# [Brief]
Count, in the entries below, the lines in which "diametru" occurs. Give the number, nothing more.

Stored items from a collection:

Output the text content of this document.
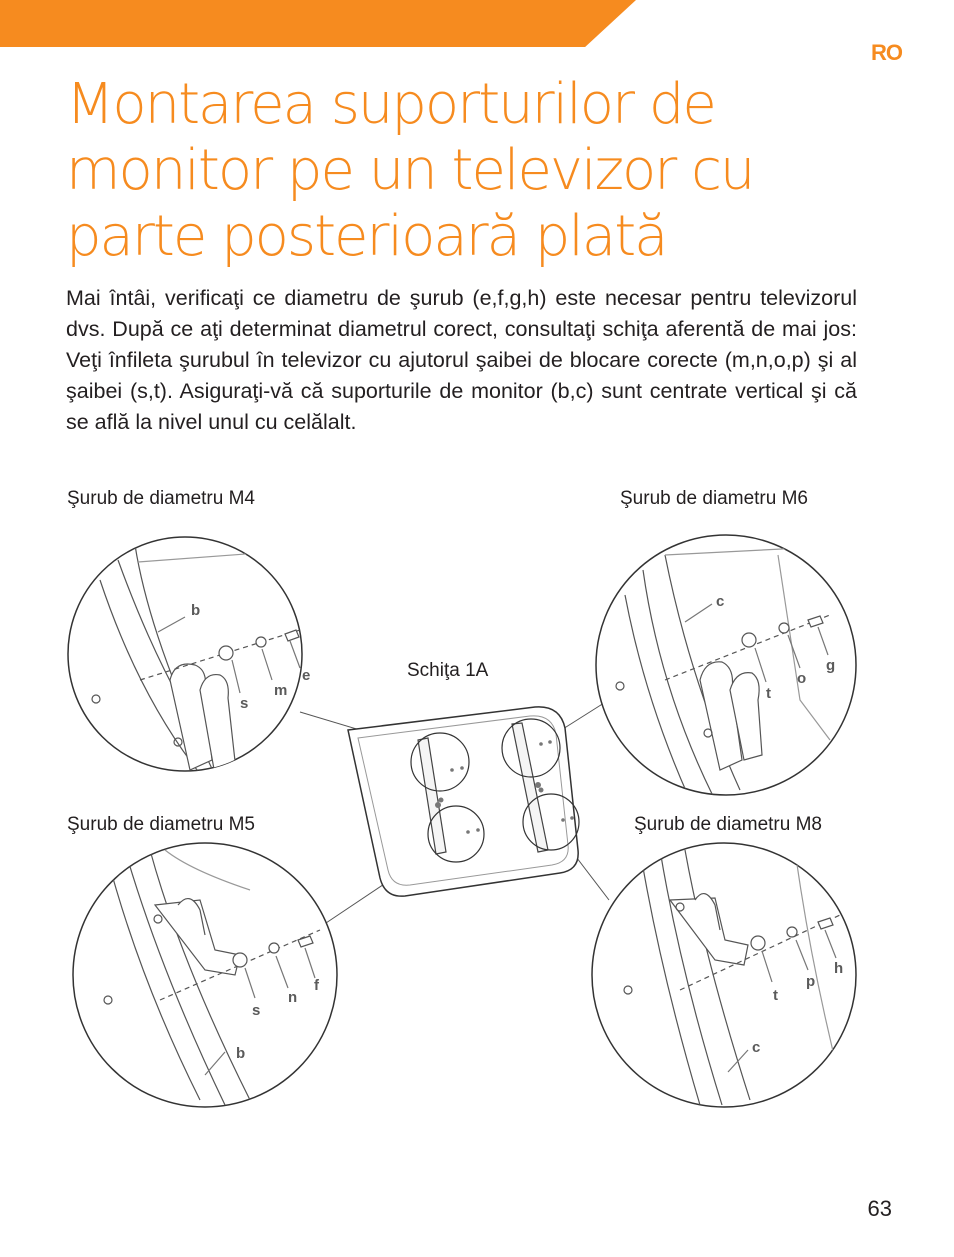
RO
Montarea suporturilor de monitor pe un televizor cu parte posterioară plată

Mai întâi, verificaţi ce diametru de şurub (e,f,g,h) este necesar pentru televizorul dvs. După ce aţi determinat diametrul corect, consultaţi schiţa aferentă de mai jos: Veţi înfileta şurubul în televizor cu ajutorul şaibei de blocare corecte (m,n,o,p) şi al şaibei (s,t). Asiguraţi-vă că suporturile de monitor (b,c) sunt centrate vertical şi că se află la nivel unul cu celălalt.

Şurub de diametru M4	Şurub de diametru M6
Şurub de diametru M5	Şurub de diametru M8
Schiţa 1A
b
s
m
e
c
t
o
g
s
n
f
b
t
p
h
c
63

# [Solution to this task]
3